[Directions for this task]
Count lines with the string "name" in them. State the number alone.
==== Supplied records
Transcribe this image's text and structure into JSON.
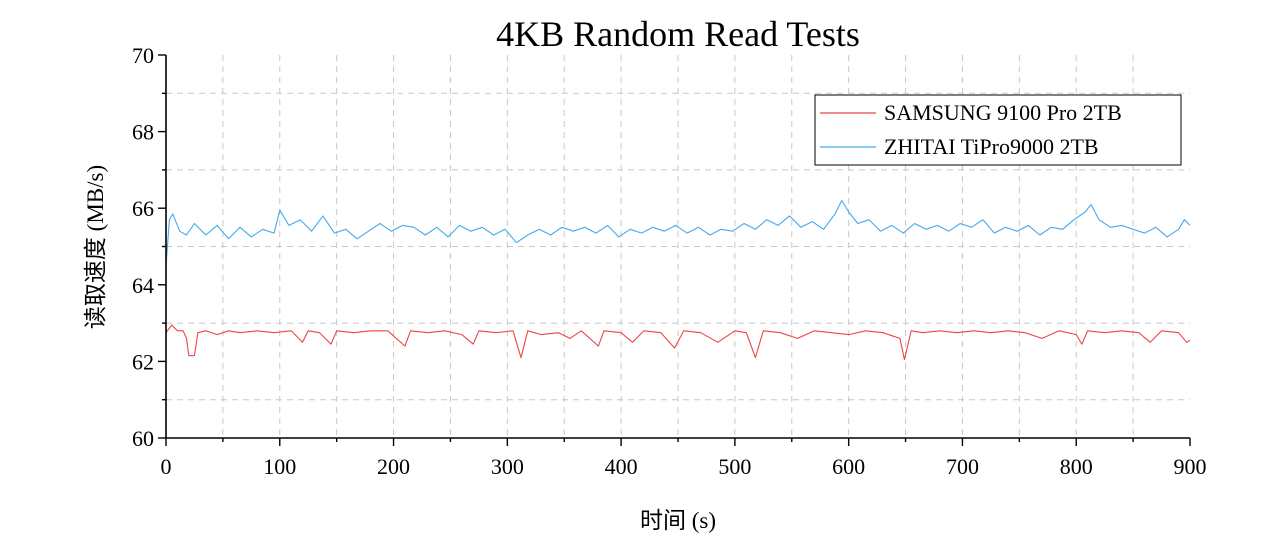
{
  "chart_data": {
    "type": "line",
    "title": "4KB Random Read Tests",
    "xlabel": "时间 (s)",
    "ylabel": "读取速度 (MB/s)",
    "xlim": [
      0,
      900
    ],
    "ylim": [
      60,
      70
    ],
    "x_ticks": [
      "0",
      "100",
      "200",
      "300",
      "400",
      "500",
      "600",
      "700",
      "800",
      "900"
    ],
    "y_ticks": [
      "60",
      "62",
      "64",
      "66",
      "68",
      "70"
    ],
    "grid": true,
    "legend_position": "top-right",
    "series": [
      {
        "name": "SAMSUNG 9100 Pro 2TB",
        "color": "#ee4444",
        "points": [
          [
            0,
            62.75
          ],
          [
            5,
            62.95
          ],
          [
            10,
            62.8
          ],
          [
            15,
            62.8
          ],
          [
            18,
            62.6
          ],
          [
            20,
            62.15
          ],
          [
            25,
            62.15
          ],
          [
            28,
            62.75
          ],
          [
            35,
            62.8
          ],
          [
            45,
            62.7
          ],
          [
            55,
            62.8
          ],
          [
            65,
            62.75
          ],
          [
            80,
            62.8
          ],
          [
            95,
            62.75
          ],
          [
            110,
            62.8
          ],
          [
            120,
            62.5
          ],
          [
            125,
            62.8
          ],
          [
            135,
            62.75
          ],
          [
            145,
            62.45
          ],
          [
            150,
            62.8
          ],
          [
            165,
            62.75
          ],
          [
            180,
            62.8
          ],
          [
            195,
            62.8
          ],
          [
            210,
            62.4
          ],
          [
            215,
            62.8
          ],
          [
            230,
            62.75
          ],
          [
            245,
            62.8
          ],
          [
            260,
            62.7
          ],
          [
            270,
            62.45
          ],
          [
            275,
            62.8
          ],
          [
            290,
            62.75
          ],
          [
            305,
            62.8
          ],
          [
            312,
            62.1
          ],
          [
            318,
            62.8
          ],
          [
            330,
            62.7
          ],
          [
            345,
            62.75
          ],
          [
            355,
            62.6
          ],
          [
            365,
            62.8
          ],
          [
            380,
            62.4
          ],
          [
            385,
            62.8
          ],
          [
            400,
            62.75
          ],
          [
            410,
            62.5
          ],
          [
            420,
            62.8
          ],
          [
            435,
            62.75
          ],
          [
            447,
            62.35
          ],
          [
            455,
            62.8
          ],
          [
            470,
            62.75
          ],
          [
            485,
            62.5
          ],
          [
            500,
            62.8
          ],
          [
            510,
            62.75
          ],
          [
            518,
            62.1
          ],
          [
            525,
            62.8
          ],
          [
            540,
            62.75
          ],
          [
            555,
            62.6
          ],
          [
            570,
            62.8
          ],
          [
            585,
            62.75
          ],
          [
            600,
            62.7
          ],
          [
            615,
            62.8
          ],
          [
            630,
            62.75
          ],
          [
            645,
            62.6
          ],
          [
            649,
            62.05
          ],
          [
            655,
            62.8
          ],
          [
            665,
            62.75
          ],
          [
            680,
            62.8
          ],
          [
            695,
            62.75
          ],
          [
            710,
            62.8
          ],
          [
            725,
            62.75
          ],
          [
            740,
            62.8
          ],
          [
            755,
            62.75
          ],
          [
            770,
            62.6
          ],
          [
            785,
            62.8
          ],
          [
            800,
            62.7
          ],
          [
            805,
            62.45
          ],
          [
            810,
            62.8
          ],
          [
            825,
            62.75
          ],
          [
            840,
            62.8
          ],
          [
            855,
            62.75
          ],
          [
            865,
            62.5
          ],
          [
            875,
            62.8
          ],
          [
            890,
            62.75
          ],
          [
            897,
            62.5
          ],
          [
            900,
            62.55
          ]
        ]
      },
      {
        "name": "ZHITAI TiPro9000 2TB",
        "color": "#44aaee",
        "points": [
          [
            0,
            64.5
          ],
          [
            3,
            65.7
          ],
          [
            6,
            65.85
          ],
          [
            12,
            65.4
          ],
          [
            18,
            65.3
          ],
          [
            25,
            65.6
          ],
          [
            35,
            65.3
          ],
          [
            45,
            65.55
          ],
          [
            55,
            65.2
          ],
          [
            65,
            65.5
          ],
          [
            75,
            65.25
          ],
          [
            85,
            65.45
          ],
          [
            95,
            65.35
          ],
          [
            100,
            65.95
          ],
          [
            108,
            65.55
          ],
          [
            118,
            65.7
          ],
          [
            128,
            65.4
          ],
          [
            138,
            65.8
          ],
          [
            148,
            65.35
          ],
          [
            158,
            65.45
          ],
          [
            168,
            65.2
          ],
          [
            178,
            65.4
          ],
          [
            188,
            65.6
          ],
          [
            198,
            65.4
          ],
          [
            208,
            65.55
          ],
          [
            218,
            65.5
          ],
          [
            228,
            65.3
          ],
          [
            238,
            65.5
          ],
          [
            248,
            65.25
          ],
          [
            258,
            65.55
          ],
          [
            268,
            65.4
          ],
          [
            278,
            65.5
          ],
          [
            288,
            65.3
          ],
          [
            298,
            65.45
          ],
          [
            308,
            65.1
          ],
          [
            318,
            65.3
          ],
          [
            328,
            65.45
          ],
          [
            338,
            65.3
          ],
          [
            348,
            65.5
          ],
          [
            358,
            65.4
          ],
          [
            368,
            65.5
          ],
          [
            378,
            65.35
          ],
          [
            388,
            65.55
          ],
          [
            398,
            65.25
          ],
          [
            408,
            65.45
          ],
          [
            418,
            65.35
          ],
          [
            428,
            65.5
          ],
          [
            438,
            65.4
          ],
          [
            448,
            65.55
          ],
          [
            458,
            65.35
          ],
          [
            468,
            65.5
          ],
          [
            478,
            65.3
          ],
          [
            488,
            65.45
          ],
          [
            498,
            65.4
          ],
          [
            508,
            65.6
          ],
          [
            518,
            65.45
          ],
          [
            528,
            65.7
          ],
          [
            538,
            65.55
          ],
          [
            548,
            65.8
          ],
          [
            558,
            65.5
          ],
          [
            568,
            65.65
          ],
          [
            578,
            65.45
          ],
          [
            588,
            65.85
          ],
          [
            594,
            66.2
          ],
          [
            600,
            65.9
          ],
          [
            608,
            65.6
          ],
          [
            618,
            65.7
          ],
          [
            628,
            65.4
          ],
          [
            638,
            65.55
          ],
          [
            648,
            65.35
          ],
          [
            658,
            65.6
          ],
          [
            668,
            65.45
          ],
          [
            678,
            65.55
          ],
          [
            688,
            65.4
          ],
          [
            698,
            65.6
          ],
          [
            708,
            65.5
          ],
          [
            718,
            65.7
          ],
          [
            728,
            65.35
          ],
          [
            738,
            65.5
          ],
          [
            748,
            65.4
          ],
          [
            758,
            65.55
          ],
          [
            768,
            65.3
          ],
          [
            778,
            65.5
          ],
          [
            788,
            65.45
          ],
          [
            798,
            65.7
          ],
          [
            808,
            65.9
          ],
          [
            813,
            66.1
          ],
          [
            820,
            65.7
          ],
          [
            830,
            65.5
          ],
          [
            840,
            65.55
          ],
          [
            850,
            65.45
          ],
          [
            860,
            65.35
          ],
          [
            870,
            65.5
          ],
          [
            880,
            65.25
          ],
          [
            890,
            65.45
          ],
          [
            895,
            65.7
          ],
          [
            900,
            65.55
          ]
        ]
      }
    ]
  }
}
========
[Solution]
2